==== Provided records ====
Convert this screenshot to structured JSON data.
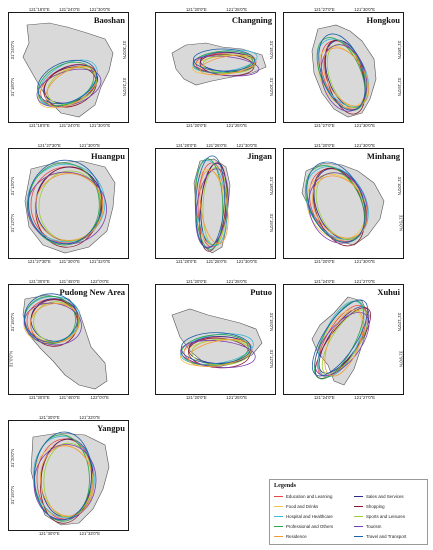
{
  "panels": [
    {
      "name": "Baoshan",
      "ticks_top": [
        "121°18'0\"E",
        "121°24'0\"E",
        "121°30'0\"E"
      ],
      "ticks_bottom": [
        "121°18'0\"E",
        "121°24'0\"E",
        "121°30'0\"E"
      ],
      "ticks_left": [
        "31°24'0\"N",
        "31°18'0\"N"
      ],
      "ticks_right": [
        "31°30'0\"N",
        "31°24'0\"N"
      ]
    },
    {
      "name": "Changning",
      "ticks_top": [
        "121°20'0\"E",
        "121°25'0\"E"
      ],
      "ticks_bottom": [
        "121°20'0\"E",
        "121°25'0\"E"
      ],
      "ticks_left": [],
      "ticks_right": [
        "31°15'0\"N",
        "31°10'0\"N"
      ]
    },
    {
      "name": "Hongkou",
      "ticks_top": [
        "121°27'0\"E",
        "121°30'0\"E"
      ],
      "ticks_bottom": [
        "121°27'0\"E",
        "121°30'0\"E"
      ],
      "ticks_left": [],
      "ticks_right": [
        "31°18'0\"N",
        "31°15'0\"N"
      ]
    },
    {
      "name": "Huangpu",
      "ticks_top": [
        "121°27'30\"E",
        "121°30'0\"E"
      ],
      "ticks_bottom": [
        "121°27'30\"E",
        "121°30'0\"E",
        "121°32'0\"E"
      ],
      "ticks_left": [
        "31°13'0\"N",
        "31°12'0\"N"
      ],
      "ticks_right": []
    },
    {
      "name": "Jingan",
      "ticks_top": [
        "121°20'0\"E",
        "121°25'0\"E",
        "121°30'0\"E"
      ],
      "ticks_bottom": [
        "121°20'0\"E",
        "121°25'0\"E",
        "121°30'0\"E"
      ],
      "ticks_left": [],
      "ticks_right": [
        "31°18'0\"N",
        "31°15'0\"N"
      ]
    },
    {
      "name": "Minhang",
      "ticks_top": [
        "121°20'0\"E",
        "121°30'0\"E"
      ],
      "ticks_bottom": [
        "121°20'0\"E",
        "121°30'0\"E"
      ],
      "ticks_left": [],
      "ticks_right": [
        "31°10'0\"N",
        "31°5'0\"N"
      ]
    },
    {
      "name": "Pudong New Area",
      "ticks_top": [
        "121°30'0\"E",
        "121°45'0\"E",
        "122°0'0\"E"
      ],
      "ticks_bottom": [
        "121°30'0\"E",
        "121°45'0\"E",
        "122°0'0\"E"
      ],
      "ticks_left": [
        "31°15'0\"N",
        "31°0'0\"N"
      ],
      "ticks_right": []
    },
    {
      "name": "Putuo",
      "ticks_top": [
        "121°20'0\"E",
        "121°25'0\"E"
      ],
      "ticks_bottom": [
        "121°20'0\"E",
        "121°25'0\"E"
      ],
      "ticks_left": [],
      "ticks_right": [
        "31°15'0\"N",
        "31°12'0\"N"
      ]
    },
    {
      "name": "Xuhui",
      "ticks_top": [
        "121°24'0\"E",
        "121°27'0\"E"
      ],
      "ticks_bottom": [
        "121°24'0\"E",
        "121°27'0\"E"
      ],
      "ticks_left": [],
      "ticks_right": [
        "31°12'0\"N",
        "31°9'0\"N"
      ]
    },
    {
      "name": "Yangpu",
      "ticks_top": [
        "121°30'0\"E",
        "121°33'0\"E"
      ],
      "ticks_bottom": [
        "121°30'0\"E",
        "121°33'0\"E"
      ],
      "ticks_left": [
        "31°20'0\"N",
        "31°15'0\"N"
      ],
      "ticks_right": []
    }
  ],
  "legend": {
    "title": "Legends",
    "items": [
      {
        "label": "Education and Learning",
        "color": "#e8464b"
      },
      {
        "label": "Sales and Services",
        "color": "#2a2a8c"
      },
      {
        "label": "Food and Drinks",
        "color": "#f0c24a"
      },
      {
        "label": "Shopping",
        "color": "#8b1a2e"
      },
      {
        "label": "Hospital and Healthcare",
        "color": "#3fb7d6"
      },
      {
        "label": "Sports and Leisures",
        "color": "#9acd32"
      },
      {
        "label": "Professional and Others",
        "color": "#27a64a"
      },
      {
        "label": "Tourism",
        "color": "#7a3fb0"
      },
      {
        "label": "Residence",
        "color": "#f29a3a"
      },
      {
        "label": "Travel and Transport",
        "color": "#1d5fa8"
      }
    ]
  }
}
====
◆ **Written exercise**
Identify and list each line with the word "label".

◆ **Answer to this task**
        "label": "Education and Learning",
        "label": "Sales and Services",
        "label": "Food and Drinks",
        "label": "Shopping",
        "label": "Hospital and Healthcare",
        "label": "Sports and Leisures",
        "label": "Professional and Others",
        "label": "Tourism",
        "label": "Residence",
        "label": "Travel and Transport",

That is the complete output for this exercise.